Rows from a dataset
--- START ---
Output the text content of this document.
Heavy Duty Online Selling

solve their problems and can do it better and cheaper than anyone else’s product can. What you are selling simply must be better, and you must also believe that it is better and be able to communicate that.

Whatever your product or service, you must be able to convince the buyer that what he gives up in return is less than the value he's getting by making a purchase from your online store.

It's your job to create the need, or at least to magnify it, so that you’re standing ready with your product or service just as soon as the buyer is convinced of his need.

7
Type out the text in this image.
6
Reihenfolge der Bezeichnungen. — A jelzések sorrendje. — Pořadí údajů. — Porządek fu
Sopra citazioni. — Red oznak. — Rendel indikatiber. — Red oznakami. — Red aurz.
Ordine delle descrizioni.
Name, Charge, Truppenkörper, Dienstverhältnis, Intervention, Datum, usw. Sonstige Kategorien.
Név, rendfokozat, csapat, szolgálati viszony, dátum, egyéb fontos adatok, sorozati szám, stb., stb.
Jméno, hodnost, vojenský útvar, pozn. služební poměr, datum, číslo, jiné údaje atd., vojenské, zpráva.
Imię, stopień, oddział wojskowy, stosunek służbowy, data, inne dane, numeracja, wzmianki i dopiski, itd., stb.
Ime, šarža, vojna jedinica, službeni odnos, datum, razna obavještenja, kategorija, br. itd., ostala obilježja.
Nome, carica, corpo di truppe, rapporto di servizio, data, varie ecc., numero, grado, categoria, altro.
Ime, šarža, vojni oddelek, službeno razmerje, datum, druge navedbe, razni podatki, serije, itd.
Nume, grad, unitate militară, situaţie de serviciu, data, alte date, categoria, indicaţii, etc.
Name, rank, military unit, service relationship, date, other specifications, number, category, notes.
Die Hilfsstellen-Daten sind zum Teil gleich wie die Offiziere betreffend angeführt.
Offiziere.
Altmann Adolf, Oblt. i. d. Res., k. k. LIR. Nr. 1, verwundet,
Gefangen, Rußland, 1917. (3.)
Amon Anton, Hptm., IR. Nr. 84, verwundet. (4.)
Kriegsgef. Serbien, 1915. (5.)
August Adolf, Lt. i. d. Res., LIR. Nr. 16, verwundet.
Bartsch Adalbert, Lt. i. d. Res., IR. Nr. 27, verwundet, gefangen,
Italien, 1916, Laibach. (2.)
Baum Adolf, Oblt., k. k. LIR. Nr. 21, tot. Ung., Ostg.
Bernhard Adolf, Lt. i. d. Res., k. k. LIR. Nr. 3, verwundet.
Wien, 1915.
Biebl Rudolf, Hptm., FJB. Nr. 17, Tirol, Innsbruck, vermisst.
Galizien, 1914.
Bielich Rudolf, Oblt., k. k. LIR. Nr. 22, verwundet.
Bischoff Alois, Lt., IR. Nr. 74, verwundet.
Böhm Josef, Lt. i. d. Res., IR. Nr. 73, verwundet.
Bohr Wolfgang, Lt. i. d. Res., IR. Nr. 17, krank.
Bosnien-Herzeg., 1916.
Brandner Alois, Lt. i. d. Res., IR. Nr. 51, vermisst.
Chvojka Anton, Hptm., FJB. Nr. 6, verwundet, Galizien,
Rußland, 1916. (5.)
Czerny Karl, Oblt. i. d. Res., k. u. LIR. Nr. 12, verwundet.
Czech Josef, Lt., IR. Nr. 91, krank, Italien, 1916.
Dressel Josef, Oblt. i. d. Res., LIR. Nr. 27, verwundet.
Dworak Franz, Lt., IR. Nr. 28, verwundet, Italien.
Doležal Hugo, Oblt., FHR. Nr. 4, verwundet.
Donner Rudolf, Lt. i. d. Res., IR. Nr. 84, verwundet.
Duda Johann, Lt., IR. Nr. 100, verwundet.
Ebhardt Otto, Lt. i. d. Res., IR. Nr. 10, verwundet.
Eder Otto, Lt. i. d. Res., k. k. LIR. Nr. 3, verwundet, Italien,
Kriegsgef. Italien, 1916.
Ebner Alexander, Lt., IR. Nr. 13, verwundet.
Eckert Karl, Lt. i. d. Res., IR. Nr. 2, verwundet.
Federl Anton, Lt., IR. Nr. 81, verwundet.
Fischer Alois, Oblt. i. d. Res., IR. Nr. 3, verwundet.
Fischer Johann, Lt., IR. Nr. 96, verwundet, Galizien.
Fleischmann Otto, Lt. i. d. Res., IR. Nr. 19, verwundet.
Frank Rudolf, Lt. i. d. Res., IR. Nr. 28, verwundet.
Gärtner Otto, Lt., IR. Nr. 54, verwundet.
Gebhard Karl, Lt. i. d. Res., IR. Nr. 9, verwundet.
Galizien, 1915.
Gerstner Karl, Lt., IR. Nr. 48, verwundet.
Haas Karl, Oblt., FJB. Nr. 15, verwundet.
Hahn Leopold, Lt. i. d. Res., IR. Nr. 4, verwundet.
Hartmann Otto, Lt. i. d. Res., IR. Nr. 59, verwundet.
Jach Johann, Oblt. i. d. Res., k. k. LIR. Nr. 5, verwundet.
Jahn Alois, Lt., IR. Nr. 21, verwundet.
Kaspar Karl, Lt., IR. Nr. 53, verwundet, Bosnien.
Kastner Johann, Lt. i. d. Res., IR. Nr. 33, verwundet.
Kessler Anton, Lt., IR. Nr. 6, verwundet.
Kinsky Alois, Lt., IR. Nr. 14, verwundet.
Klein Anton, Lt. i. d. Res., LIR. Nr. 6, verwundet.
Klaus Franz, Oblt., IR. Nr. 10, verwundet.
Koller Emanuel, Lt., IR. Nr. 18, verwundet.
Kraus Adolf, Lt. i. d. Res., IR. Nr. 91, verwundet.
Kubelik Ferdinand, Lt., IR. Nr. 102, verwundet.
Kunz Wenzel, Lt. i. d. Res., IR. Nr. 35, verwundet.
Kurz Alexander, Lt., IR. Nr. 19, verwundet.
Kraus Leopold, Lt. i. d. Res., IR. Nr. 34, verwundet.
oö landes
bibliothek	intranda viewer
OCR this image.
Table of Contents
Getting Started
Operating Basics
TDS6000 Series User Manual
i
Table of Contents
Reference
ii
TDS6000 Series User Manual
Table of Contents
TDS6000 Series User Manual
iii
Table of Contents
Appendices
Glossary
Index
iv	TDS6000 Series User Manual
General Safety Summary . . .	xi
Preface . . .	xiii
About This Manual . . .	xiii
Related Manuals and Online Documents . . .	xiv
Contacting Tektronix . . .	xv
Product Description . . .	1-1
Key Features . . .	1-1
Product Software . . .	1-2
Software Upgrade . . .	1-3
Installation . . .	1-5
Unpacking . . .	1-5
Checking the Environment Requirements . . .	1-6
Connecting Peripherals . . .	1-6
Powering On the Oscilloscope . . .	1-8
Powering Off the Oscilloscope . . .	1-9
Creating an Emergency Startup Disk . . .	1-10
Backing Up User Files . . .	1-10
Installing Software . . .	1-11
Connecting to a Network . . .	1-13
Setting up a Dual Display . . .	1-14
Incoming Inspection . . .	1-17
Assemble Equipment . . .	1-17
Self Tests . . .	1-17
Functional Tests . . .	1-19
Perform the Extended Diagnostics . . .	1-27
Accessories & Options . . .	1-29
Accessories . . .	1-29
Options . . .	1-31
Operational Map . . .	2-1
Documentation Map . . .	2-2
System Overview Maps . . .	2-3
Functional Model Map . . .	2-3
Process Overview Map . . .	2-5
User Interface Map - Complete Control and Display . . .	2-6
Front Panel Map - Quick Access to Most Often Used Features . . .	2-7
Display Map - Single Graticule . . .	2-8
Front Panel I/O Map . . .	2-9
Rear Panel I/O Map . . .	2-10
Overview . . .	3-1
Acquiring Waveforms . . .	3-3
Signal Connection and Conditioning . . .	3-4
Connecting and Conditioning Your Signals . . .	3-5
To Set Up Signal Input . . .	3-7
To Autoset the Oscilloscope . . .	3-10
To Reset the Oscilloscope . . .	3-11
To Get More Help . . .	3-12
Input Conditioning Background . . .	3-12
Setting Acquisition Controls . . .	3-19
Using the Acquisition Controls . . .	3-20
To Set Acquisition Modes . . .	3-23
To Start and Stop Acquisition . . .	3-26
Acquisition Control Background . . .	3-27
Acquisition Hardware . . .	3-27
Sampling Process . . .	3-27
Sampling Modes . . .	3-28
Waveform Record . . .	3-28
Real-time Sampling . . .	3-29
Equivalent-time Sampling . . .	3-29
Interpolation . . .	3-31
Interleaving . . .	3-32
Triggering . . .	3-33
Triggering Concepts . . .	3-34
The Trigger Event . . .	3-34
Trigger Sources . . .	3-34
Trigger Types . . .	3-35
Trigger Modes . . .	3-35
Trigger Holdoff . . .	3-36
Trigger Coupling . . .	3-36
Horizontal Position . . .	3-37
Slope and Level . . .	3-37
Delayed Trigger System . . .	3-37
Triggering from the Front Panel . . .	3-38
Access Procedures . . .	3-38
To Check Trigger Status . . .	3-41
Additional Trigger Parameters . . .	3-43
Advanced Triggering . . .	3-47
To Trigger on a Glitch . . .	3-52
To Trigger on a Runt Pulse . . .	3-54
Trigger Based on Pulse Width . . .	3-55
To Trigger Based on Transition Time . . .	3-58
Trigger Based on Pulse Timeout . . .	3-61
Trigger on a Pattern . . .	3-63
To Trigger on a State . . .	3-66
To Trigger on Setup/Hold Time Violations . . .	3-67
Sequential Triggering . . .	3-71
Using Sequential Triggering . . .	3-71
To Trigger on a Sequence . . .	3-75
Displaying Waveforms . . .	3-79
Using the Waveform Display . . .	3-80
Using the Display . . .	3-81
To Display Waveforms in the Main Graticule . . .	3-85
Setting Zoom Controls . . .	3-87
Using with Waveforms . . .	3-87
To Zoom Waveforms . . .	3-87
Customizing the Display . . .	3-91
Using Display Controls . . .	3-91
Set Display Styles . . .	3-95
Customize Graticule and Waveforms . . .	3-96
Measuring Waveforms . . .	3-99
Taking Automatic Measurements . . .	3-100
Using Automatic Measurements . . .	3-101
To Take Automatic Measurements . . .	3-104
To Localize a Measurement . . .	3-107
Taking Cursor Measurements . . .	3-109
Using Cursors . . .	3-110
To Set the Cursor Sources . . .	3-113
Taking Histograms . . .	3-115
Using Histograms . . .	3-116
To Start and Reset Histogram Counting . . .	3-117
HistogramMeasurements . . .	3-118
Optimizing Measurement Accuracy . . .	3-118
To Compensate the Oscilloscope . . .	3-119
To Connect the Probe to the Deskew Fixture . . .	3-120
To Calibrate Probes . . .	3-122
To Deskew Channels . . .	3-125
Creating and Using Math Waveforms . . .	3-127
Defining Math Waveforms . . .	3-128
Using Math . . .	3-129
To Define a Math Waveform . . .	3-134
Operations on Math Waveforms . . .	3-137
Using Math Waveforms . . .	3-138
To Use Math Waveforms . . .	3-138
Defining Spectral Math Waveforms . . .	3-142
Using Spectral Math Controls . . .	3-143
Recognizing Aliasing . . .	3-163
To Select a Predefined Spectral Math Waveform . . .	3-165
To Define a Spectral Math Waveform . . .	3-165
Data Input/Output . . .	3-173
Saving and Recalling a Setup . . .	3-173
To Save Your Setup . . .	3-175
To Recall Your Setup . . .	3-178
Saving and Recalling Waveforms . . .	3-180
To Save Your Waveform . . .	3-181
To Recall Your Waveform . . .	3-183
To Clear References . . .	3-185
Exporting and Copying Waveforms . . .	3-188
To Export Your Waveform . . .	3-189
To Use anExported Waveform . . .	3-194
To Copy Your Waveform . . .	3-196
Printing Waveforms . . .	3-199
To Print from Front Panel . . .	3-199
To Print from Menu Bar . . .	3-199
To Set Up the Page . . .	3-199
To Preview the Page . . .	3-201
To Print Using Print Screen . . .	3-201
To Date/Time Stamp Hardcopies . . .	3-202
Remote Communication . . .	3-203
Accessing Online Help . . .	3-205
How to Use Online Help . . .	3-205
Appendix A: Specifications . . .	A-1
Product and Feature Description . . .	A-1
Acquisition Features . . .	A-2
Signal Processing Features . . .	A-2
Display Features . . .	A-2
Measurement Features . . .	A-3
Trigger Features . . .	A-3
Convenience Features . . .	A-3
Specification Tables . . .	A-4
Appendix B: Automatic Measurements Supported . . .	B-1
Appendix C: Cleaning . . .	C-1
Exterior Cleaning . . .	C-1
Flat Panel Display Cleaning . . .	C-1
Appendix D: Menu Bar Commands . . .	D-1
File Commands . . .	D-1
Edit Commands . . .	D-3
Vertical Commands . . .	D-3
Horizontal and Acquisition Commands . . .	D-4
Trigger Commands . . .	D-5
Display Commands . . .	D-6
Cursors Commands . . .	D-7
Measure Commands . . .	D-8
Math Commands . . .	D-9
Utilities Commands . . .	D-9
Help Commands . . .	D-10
--- END ---
Task details
Only the number is wanted: how many lines of the material above include the word "that"?

Exercise solution
3